Input for this task:
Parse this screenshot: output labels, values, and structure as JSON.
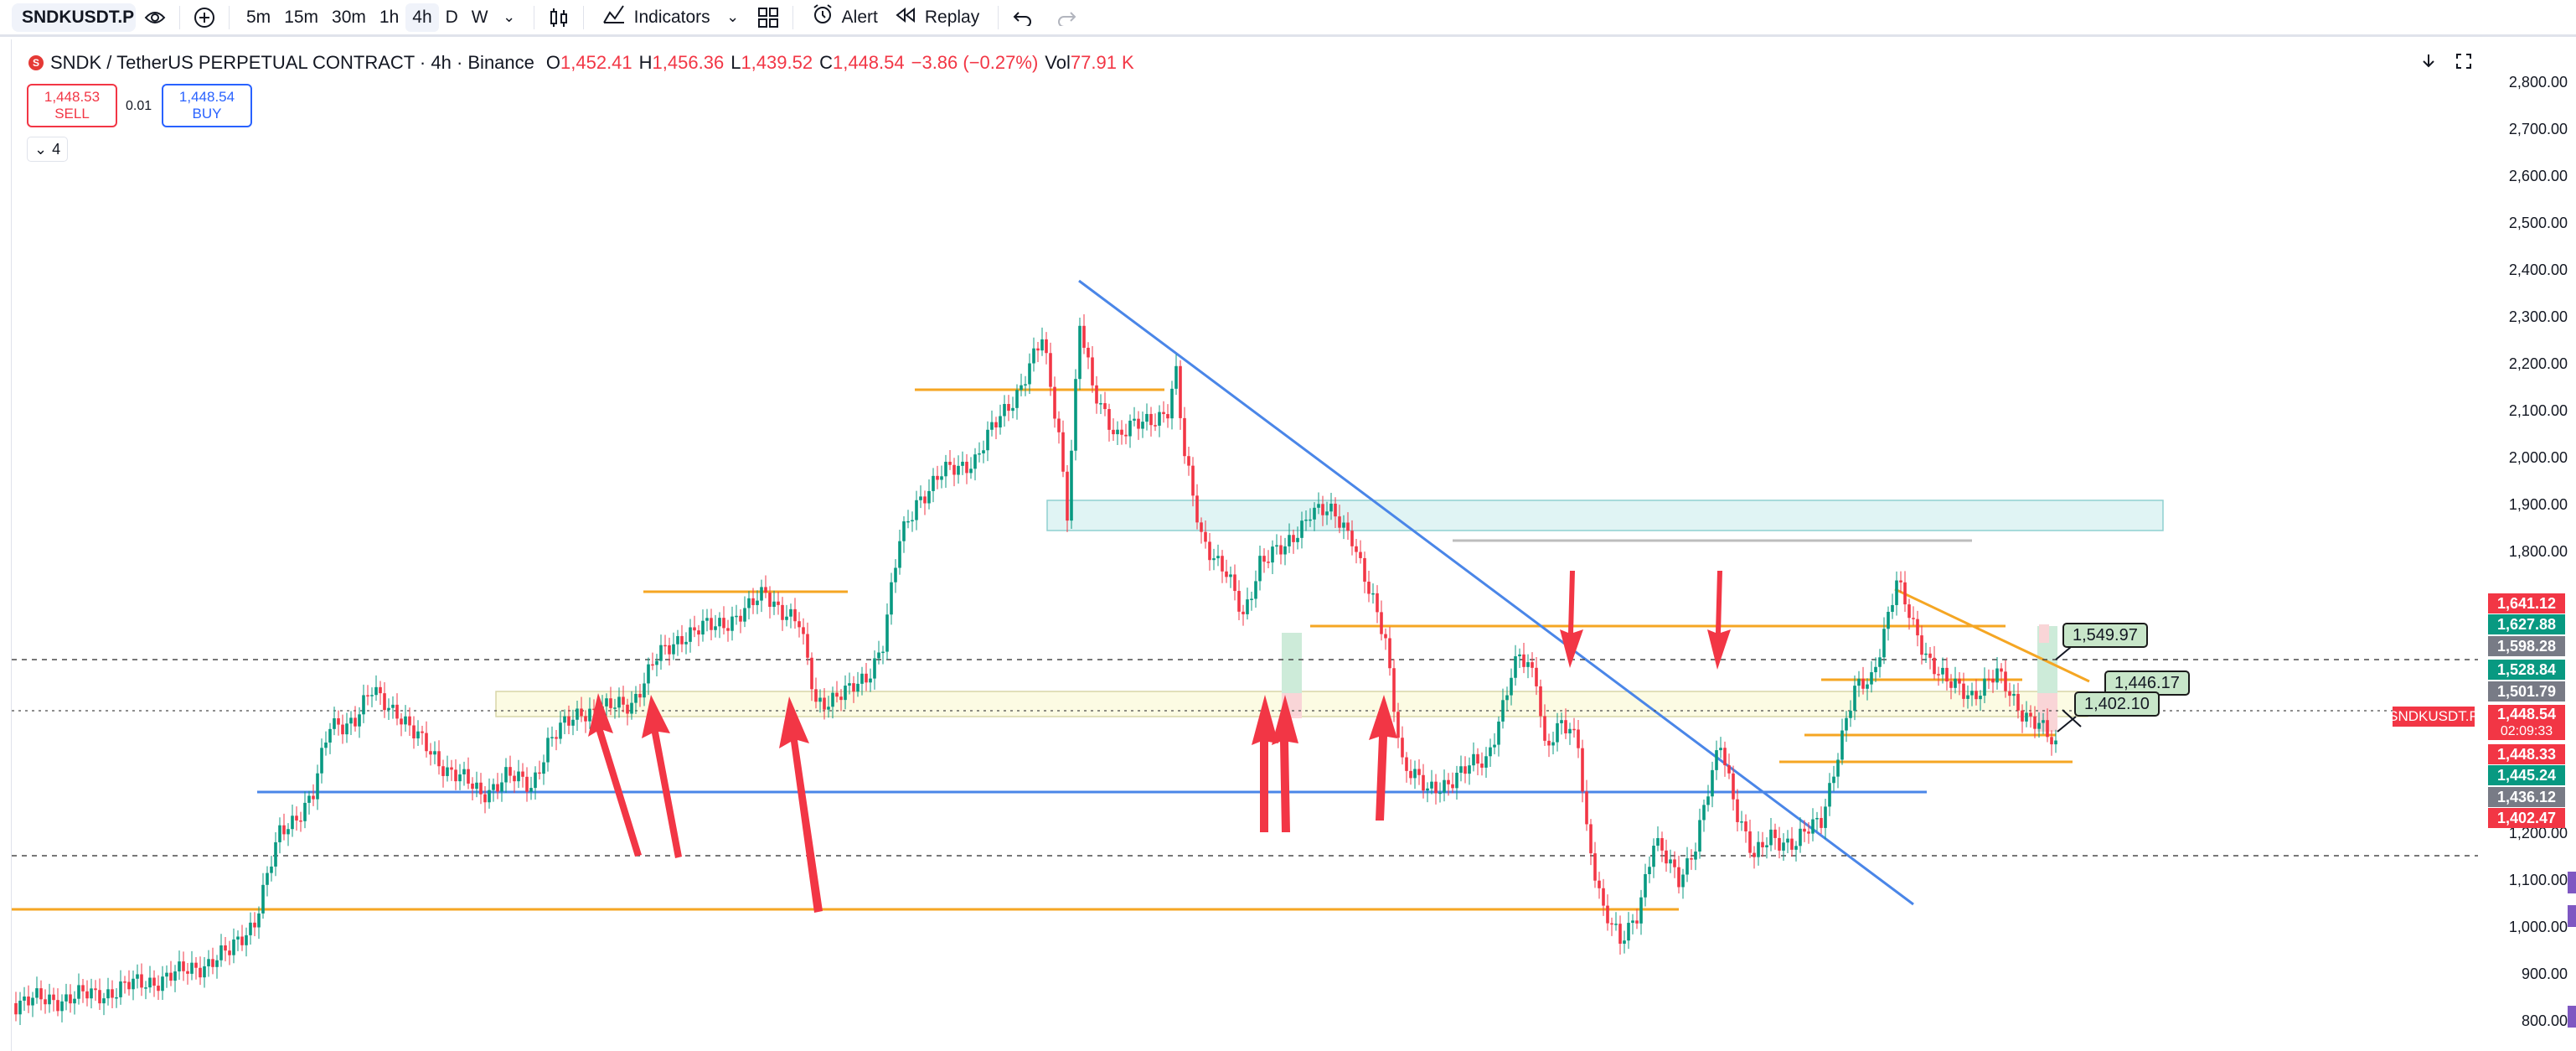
{
  "toolbar": {
    "symbol": "SNDKUSDT.P",
    "intervals": [
      {
        "label": "5m",
        "active": false
      },
      {
        "label": "15m",
        "active": false
      },
      {
        "label": "30m",
        "active": false
      },
      {
        "label": "1h",
        "active": false
      },
      {
        "label": "4h",
        "active": true
      },
      {
        "label": "D",
        "active": false
      },
      {
        "label": "W",
        "active": false
      }
    ],
    "indicators_label": "Indicators",
    "alert_label": "Alert",
    "replay_label": "Replay"
  },
  "legend": {
    "title": "SNDK / TetherUS PERPETUAL CONTRACT · 4h · Binance",
    "o_key": "O",
    "o_val": "1,452.41",
    "h_key": "H",
    "h_val": "1,456.36",
    "l_key": "L",
    "l_val": "1,439.52",
    "c_key": "C",
    "c_val": "1,448.54",
    "change": "−3.86 (−0.27%)",
    "vol_key": "Vol",
    "vol_val": "77.91 K"
  },
  "trade": {
    "sell_price": "1,448.53",
    "sell_label": "SELL",
    "buy_price": "1,448.54",
    "buy_label": "BUY",
    "spread": "0.01"
  },
  "indicator_toggle": {
    "count": "4"
  },
  "price_scale": {
    "ticks": [
      "2,800.00",
      "2,700.00",
      "2,600.00",
      "2,500.00",
      "2,400.00",
      "2,300.00",
      "2,200.00",
      "2,100.00",
      "2,000.00",
      "1,900.00",
      "1,800.00",
      "1,200.00",
      "1,100.00",
      "1,000.00",
      "900.00",
      "800.00"
    ],
    "tags": [
      {
        "value": "1,641.12",
        "color": "#f23645"
      },
      {
        "value": "1,627.88",
        "color": "#089981"
      },
      {
        "value": "1,598.28",
        "color": "#787b86"
      },
      {
        "value": "1,528.84",
        "color": "#089981"
      },
      {
        "value": "1,501.79",
        "color": "#787b86"
      },
      {
        "value": "1,448.54",
        "color": "#f23645"
      },
      {
        "value": "02:09:33",
        "color": "#f23645"
      },
      {
        "value": "1,448.33",
        "color": "#f23645"
      },
      {
        "value": "1,445.24",
        "color": "#089981"
      },
      {
        "value": "1,436.12",
        "color": "#787b86"
      },
      {
        "value": "1,402.47",
        "color": "#f23645"
      }
    ],
    "symbol_tag": "SNDKUSDT.P"
  },
  "callouts": [
    "1,549.97",
    "1,446.17",
    "1,402.10"
  ],
  "colors": {
    "up": "#089981",
    "down": "#f23645",
    "orange_level": "#f5a623",
    "trend_blue": "#4a86e8",
    "arrow_red": "#f23645"
  }
}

What to do: The required answer is a single number: the count of lines in the entries that hold the string "SNDKUSDT".

Output of the task: 2